• _ENTRIES SHOWN_
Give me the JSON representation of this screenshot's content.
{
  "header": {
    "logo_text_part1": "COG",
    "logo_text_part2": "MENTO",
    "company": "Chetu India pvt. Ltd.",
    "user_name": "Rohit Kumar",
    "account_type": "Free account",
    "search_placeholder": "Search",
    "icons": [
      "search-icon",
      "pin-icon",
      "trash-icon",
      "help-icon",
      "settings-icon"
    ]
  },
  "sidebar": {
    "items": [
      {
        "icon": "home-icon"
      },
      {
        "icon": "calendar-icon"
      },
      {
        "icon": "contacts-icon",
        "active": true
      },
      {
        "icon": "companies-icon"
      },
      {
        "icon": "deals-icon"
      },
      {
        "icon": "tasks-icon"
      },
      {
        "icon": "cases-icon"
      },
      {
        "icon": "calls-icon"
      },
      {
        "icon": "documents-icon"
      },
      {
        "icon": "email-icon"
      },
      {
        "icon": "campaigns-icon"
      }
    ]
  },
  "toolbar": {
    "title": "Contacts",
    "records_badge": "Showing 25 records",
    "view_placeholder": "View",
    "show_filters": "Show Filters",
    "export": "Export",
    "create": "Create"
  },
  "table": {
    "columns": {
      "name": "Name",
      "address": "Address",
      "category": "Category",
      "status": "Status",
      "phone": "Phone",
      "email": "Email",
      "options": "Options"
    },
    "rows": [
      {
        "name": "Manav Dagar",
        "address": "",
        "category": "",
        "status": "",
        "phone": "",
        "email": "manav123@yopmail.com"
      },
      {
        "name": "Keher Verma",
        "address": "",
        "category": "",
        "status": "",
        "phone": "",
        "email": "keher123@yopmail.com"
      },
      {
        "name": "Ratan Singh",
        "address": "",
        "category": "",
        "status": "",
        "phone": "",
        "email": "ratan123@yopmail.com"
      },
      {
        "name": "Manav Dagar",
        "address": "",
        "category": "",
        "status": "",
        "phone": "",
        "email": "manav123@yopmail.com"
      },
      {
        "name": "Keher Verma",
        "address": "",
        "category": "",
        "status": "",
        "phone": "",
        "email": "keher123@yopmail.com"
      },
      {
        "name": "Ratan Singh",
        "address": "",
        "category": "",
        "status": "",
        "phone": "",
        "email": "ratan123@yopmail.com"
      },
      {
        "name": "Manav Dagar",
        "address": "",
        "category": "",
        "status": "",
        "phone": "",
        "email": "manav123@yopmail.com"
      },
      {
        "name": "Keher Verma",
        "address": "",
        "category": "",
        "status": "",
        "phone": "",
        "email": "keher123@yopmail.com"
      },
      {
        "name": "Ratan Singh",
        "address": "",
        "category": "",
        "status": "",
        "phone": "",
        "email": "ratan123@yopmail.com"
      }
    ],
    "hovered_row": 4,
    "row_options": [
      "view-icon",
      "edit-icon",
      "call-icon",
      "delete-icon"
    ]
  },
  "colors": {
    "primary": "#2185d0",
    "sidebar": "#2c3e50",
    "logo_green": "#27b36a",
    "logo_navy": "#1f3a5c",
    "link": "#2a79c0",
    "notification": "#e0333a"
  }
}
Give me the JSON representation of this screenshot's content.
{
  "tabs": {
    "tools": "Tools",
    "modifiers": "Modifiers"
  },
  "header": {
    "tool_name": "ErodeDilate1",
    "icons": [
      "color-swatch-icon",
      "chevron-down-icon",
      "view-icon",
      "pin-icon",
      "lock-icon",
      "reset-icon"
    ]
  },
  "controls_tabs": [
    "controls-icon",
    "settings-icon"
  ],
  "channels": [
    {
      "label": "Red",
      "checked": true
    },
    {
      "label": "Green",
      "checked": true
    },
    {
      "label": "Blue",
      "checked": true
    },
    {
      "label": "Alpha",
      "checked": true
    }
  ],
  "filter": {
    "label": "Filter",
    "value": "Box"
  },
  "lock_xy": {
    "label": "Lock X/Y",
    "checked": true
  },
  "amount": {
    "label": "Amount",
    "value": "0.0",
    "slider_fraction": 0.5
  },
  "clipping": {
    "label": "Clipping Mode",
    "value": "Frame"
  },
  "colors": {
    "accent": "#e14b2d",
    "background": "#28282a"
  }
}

• _WHAT YOU ARE ASKED TO DO_
From the records above, extract each line exactly as shown.

• _PROBLEM SOLUTION_
Give me the JSON representation of this screenshot's content.
{
  "header": {
    "logo_text_part1": "COG",
    "logo_text_part2": "MENTO",
    "company": "Chetu India pvt. Ltd.",
    "user_name": "Rohit Kumar",
    "account_type": "Free account",
    "search_placeholder": "Search",
    "icons": [
      "search-icon",
      "pin-icon",
      "trash-icon",
      "help-icon",
      "settings-icon"
    ]
  },
  "sidebar": {
    "items": [
      {
        "icon": "home-icon"
      },
      {
        "icon": "calendar-icon"
      },
      {
        "icon": "contacts-icon",
        "active": true
      },
      {
        "icon": "companies-icon"
      },
      {
        "icon": "deals-icon"
      },
      {
        "icon": "tasks-icon"
      },
      {
        "icon": "cases-icon"
      },
      {
        "icon": "calls-icon"
      },
      {
        "icon": "documents-icon"
      },
      {
        "icon": "email-icon"
      },
      {
        "icon": "campaigns-icon"
      }
    ]
  },
  "toolbar": {
    "title": "Contacts",
    "records_badge": "Showing 25 records",
    "view_placeholder": "View",
    "show_filters": "Show Filters",
    "export": "Export",
    "create": "Create"
  },
  "table": {
    "columns": {
      "name": "Name",
      "address": "Address",
      "category": "Category",
      "status": "Status",
      "phone": "Phone",
      "email": "Email",
      "options": "Options"
    },
    "rows": [
      {
        "name": "Manav Dagar",
        "address": "",
        "category": "",
        "status": "",
        "phone": "",
        "email": "manav123@yopmail.com"
      },
      {
        "name": "Keher Verma",
        "address": "",
        "category": "",
        "status": "",
        "phone": "",
        "email": "keher123@yopmail.com"
      },
      {
        "name": "Ratan Singh",
        "address": "",
        "category": "",
        "status": "",
        "phone": "",
        "email": "ratan123@yopmail.com"
      },
      {
        "name": "Manav Dagar",
        "address": "",
        "category": "",
        "status": "",
        "phone": "",
        "email": "manav123@yopmail.com"
      },
      {
        "name": "Keher Verma",
        "address": "",
        "category": "",
        "status": "",
        "phone": "",
        "email": "keher123@yopmail.com"
      },
      {
        "name": "Ratan Singh",
        "address": "",
        "category": "",
        "status": "",
        "phone": "",
        "email": "ratan123@yopmail.com"
      },
      {
        "name": "Manav Dagar",
        "address": "",
        "category": "",
        "status": "",
        "phone": "",
        "email": "manav123@yopmail.com"
      },
      {
        "name": "Keher Verma",
        "address": "",
        "category": "",
        "status": "",
        "phone": "",
        "email": "keher123@yopmail.com"
      },
      {
        "name": "Ratan Singh",
        "address": "",
        "category": "",
        "status": "",
        "phone": "",
        "email": "ratan123@yopmail.com"
      }
    ],
    "hovered_row": 4,
    "row_options": [
      "view-icon",
      "edit-icon",
      "call-icon",
      "delete-icon"
    ]
  },
  "colors": {
    "primary": "#2185d0",
    "sidebar": "#2c3e50",
    "logo_green": "#27b36a",
    "logo_navy": "#1f3a5c",
    "link": "#2a79c0",
    "notification": "#e0333a"
  }
}
Give me the JSON representation of this screenshot's content.
{
  "tabs": {
    "tools": "Tools",
    "modifiers": "Modifiers"
  },
  "header": {
    "tool_name": "ErodeDilate1",
    "icons": [
      "color-swatch-icon",
      "chevron-down-icon",
      "view-icon",
      "pin-icon",
      "lock-icon",
      "reset-icon"
    ]
  },
  "controls_tabs": [
    "controls-icon",
    "settings-icon"
  ],
  "channels": [
    {
      "label": "Red",
      "checked": true
    },
    {
      "label": "Green",
      "checked": true
    },
    {
      "label": "Blue",
      "checked": true
    },
    {
      "label": "Alpha",
      "checked": true
    }
  ],
  "filter": {
    "label": "Filter",
    "value": "Box"
  },
  "lock_xy": {
    "label": "Lock X/Y",
    "checked": true
  },
  "amount": {
    "label": "Amount",
    "value": "0.0",
    "slider_fraction": 0.5
  },
  "clipping": {
    "label": "Clipping Mode",
    "value": "Frame"
  },
  "colors": {
    "accent": "#e14b2d",
    "background": "#28282a"
  }
}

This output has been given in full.